EXERCISE AIM: All of the material below is to be returned exactly.

Records excerpted from a collection:
_ _ _ _ _

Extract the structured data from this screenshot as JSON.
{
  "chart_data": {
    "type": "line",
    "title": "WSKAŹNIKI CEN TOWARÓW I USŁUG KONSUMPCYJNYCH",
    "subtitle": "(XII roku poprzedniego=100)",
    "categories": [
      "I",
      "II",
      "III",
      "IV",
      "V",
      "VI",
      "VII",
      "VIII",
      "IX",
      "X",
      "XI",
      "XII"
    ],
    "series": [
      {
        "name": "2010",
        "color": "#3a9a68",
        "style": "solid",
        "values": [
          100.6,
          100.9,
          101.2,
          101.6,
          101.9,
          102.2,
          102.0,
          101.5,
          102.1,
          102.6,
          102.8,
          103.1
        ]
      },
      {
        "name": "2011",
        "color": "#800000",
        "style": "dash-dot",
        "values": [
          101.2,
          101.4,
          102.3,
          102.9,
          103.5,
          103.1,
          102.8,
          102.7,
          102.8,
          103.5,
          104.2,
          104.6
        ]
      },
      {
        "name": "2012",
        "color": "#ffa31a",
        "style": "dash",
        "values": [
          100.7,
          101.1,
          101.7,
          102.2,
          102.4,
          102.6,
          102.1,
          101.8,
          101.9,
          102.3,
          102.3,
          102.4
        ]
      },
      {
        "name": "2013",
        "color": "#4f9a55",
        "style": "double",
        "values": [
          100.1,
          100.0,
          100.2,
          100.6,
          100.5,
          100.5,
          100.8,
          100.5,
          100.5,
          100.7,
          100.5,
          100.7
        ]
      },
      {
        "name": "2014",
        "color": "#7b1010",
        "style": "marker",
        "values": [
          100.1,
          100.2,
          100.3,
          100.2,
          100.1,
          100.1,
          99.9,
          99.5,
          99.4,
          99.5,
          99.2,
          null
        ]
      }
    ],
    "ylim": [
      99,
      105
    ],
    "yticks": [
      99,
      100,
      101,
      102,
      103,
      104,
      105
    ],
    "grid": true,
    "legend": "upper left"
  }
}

_ _ _ _ _

SOLUTION BELOW:
Extract the structured data from this screenshot as JSON.
{
  "chart_data": {
    "type": "line",
    "title": "WSKAŹNIKI CEN TOWARÓW I USŁUG KONSUMPCYJNYCH",
    "subtitle": "(XII roku poprzedniego=100)",
    "categories": [
      "I",
      "II",
      "III",
      "IV",
      "V",
      "VI",
      "VII",
      "VIII",
      "IX",
      "X",
      "XI",
      "XII"
    ],
    "series": [
      {
        "name": "2010",
        "color": "#3a9a68",
        "style": "solid",
        "values": [
          100.6,
          100.9,
          101.2,
          101.6,
          101.9,
          102.2,
          102.0,
          101.5,
          102.1,
          102.6,
          102.8,
          103.1
        ]
      },
      {
        "name": "2011",
        "color": "#800000",
        "style": "dash-dot",
        "values": [
          101.2,
          101.4,
          102.3,
          102.9,
          103.5,
          103.1,
          102.8,
          102.7,
          102.8,
          103.5,
          104.2,
          104.6
        ]
      },
      {
        "name": "2012",
        "color": "#ffa31a",
        "style": "dash",
        "values": [
          100.7,
          101.1,
          101.7,
          102.2,
          102.4,
          102.6,
          102.1,
          101.8,
          101.9,
          102.3,
          102.3,
          102.4
        ]
      },
      {
        "name": "2013",
        "color": "#4f9a55",
        "style": "double",
        "values": [
          100.1,
          100.0,
          100.2,
          100.6,
          100.5,
          100.5,
          100.8,
          100.5,
          100.5,
          100.7,
          100.5,
          100.7
        ]
      },
      {
        "name": "2014",
        "color": "#7b1010",
        "style": "marker",
        "values": [
          100.1,
          100.2,
          100.3,
          100.2,
          100.1,
          100.1,
          99.9,
          99.5,
          99.4,
          99.5,
          99.2,
          null
        ]
      }
    ],
    "ylim": [
      99,
      105
    ],
    "yticks": [
      99,
      100,
      101,
      102,
      103,
      104,
      105
    ],
    "grid": true,
    "legend": "upper left"
  }
}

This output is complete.